Method: 1.Set up water bath at 40°C. 2.Pipette 5cm³ of casein suspension in to one test tube and the same quantity of Trypsin solution into another test tube. 3.Stand both test tubes in the water bath and leave them for several minutes to reach the temperature of the water bath (3 minutes will do). 4.Meanwhile, set up a control 5 cm³ of casein suspension with the same quantity of distilled water. Stand this tube in the water bath. 5.Mix the enzyme and the substrate together and rplace the tube in the water bath. Start a stop watch immmediatley. 6.Observe the contenst of the tube carefully, checking the visibitly against a balck card, and record the time taken for the suspension to become clear. 7.Repeat this procedure at the set temperatures; do not use a water bath for the room temperature test. Use the same volumes of casein suspension and enzyme solutions each time.
Results:
Temperature(°C) Time (Seconds) Observed changes 25 600 Beginning to clear. 40-45 350 Cleared at top. 80-85 600 Nothing happened.

--------------------

» **Prompt**:
Could you reproduce the whole casein and trypsin experiment write-up above, word for word, with both its method and its results?

--------------------

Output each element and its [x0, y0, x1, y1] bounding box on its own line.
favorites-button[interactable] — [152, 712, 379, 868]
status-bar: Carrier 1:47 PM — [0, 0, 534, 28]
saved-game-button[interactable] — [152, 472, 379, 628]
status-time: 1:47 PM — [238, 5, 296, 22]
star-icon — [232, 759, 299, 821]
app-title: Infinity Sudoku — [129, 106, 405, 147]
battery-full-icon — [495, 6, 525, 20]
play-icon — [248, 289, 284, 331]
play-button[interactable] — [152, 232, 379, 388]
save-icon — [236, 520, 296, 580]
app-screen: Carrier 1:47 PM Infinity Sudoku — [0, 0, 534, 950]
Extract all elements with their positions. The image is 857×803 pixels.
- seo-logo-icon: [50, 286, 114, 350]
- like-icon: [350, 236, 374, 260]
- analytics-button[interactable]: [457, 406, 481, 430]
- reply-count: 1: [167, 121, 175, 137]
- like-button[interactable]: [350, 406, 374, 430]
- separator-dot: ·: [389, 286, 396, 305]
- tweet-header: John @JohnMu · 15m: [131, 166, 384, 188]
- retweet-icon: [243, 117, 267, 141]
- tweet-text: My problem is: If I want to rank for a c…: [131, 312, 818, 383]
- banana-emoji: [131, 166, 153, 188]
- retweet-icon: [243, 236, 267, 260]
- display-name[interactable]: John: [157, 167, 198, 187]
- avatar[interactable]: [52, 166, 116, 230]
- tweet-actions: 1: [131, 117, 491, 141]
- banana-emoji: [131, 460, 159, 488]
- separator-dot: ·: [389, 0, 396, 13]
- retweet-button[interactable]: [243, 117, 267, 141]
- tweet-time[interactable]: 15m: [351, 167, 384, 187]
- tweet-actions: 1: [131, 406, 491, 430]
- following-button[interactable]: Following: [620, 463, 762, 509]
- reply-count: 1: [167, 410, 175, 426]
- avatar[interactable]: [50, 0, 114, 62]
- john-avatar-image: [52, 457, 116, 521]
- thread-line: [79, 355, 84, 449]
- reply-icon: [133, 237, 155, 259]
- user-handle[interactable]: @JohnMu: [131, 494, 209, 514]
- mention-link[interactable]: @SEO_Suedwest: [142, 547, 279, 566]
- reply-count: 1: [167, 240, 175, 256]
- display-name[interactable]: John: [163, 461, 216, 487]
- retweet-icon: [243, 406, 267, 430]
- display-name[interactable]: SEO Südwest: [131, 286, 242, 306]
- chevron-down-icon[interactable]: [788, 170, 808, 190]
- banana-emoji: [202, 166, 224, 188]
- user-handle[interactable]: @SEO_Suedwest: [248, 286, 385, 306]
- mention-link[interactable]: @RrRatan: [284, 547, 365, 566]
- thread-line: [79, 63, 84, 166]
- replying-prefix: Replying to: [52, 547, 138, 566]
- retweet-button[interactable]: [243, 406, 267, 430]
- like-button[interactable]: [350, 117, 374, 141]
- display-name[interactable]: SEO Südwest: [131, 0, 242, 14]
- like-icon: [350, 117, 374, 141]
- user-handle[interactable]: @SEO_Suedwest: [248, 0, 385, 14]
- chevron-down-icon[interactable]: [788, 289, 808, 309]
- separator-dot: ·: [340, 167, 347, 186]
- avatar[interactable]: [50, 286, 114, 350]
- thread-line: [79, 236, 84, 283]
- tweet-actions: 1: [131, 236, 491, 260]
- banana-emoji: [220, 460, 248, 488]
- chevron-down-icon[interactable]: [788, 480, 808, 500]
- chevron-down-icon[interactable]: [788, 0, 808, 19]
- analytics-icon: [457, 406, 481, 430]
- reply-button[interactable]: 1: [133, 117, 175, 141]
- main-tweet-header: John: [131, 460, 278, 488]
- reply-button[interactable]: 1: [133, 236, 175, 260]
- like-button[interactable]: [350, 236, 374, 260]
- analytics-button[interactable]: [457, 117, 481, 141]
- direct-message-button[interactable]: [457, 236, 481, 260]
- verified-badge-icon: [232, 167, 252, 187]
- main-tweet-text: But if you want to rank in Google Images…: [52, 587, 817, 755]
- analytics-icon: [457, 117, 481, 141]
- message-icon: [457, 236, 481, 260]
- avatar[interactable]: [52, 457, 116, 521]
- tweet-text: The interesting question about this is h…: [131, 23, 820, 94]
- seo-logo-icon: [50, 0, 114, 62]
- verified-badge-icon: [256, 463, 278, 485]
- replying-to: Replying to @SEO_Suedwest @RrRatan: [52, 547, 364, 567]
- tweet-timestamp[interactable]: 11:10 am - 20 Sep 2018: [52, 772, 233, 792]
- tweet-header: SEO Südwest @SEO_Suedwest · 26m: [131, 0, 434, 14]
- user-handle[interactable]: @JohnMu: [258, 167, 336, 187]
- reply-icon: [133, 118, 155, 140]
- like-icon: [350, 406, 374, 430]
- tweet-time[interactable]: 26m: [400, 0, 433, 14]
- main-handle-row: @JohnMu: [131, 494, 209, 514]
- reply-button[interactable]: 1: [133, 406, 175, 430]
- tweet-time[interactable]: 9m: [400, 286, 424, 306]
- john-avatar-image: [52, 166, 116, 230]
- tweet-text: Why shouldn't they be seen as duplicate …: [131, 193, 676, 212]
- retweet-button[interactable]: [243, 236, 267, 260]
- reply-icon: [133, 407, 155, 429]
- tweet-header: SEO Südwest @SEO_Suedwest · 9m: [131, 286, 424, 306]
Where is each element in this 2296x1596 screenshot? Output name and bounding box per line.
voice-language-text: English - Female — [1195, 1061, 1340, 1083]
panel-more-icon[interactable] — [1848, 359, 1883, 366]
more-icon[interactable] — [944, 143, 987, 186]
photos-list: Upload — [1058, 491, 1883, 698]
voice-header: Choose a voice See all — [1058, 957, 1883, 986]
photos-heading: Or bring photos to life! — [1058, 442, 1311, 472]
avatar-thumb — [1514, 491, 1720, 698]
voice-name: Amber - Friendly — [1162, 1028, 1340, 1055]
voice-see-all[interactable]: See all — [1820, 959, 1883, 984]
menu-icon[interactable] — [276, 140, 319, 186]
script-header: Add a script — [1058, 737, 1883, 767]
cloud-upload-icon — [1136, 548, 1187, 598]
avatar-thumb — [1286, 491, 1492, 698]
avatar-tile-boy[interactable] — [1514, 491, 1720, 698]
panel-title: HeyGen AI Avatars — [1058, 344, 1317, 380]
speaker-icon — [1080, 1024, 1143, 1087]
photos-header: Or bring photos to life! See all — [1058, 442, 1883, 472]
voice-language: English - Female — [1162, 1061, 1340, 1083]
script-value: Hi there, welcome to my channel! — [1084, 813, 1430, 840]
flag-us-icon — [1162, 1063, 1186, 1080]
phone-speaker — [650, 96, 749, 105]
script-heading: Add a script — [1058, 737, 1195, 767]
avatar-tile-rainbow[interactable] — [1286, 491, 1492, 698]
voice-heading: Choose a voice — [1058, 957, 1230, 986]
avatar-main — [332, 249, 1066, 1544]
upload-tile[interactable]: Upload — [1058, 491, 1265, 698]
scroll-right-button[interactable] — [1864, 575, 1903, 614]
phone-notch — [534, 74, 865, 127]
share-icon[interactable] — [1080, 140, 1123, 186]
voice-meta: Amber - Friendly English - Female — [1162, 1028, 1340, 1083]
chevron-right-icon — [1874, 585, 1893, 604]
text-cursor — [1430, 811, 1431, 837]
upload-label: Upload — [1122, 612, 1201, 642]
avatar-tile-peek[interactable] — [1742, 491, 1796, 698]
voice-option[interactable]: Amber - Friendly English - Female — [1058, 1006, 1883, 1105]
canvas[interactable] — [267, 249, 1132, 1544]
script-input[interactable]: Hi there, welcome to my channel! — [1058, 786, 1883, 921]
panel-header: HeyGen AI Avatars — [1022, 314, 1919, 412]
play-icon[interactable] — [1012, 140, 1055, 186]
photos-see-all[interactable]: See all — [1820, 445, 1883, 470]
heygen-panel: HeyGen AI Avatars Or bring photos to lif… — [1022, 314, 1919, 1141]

--------------------

» **Your solution**:
Method: 1.Set up water bath at 40°C. 2.Pipette 5cm³ of casein suspension in to one test tube and the same quantity of Trypsin solution into another test tube. 3.Stand both test tubes in the water bath and leave them for several minutes to reach the temperature of the water bath (3 minutes will do). 4.Meanwhile, set up a control 5 cm³ of casein suspension with the same quantity of distilled water. Stand this tube in the water bath. 5.Mix the enzyme and the substrate together and rplace the tube in the water bath. Start a stop watch immmediatley. 6.Observe the contenst of the tube carefully, checking the visibitly against a balck card, and record the time taken for the suspension to become clear. 7.Repeat this procedure at the set temperatures; do not use a water bath for the room temperature test. Use the same volumes of casein suspension and enzyme solutions each time.
Results:
Temperature(°C) Time (Seconds) Observed changes 25 600 Beginning to clear. 40-45 350 Cleared at top. 80-85 600 Nothing happened.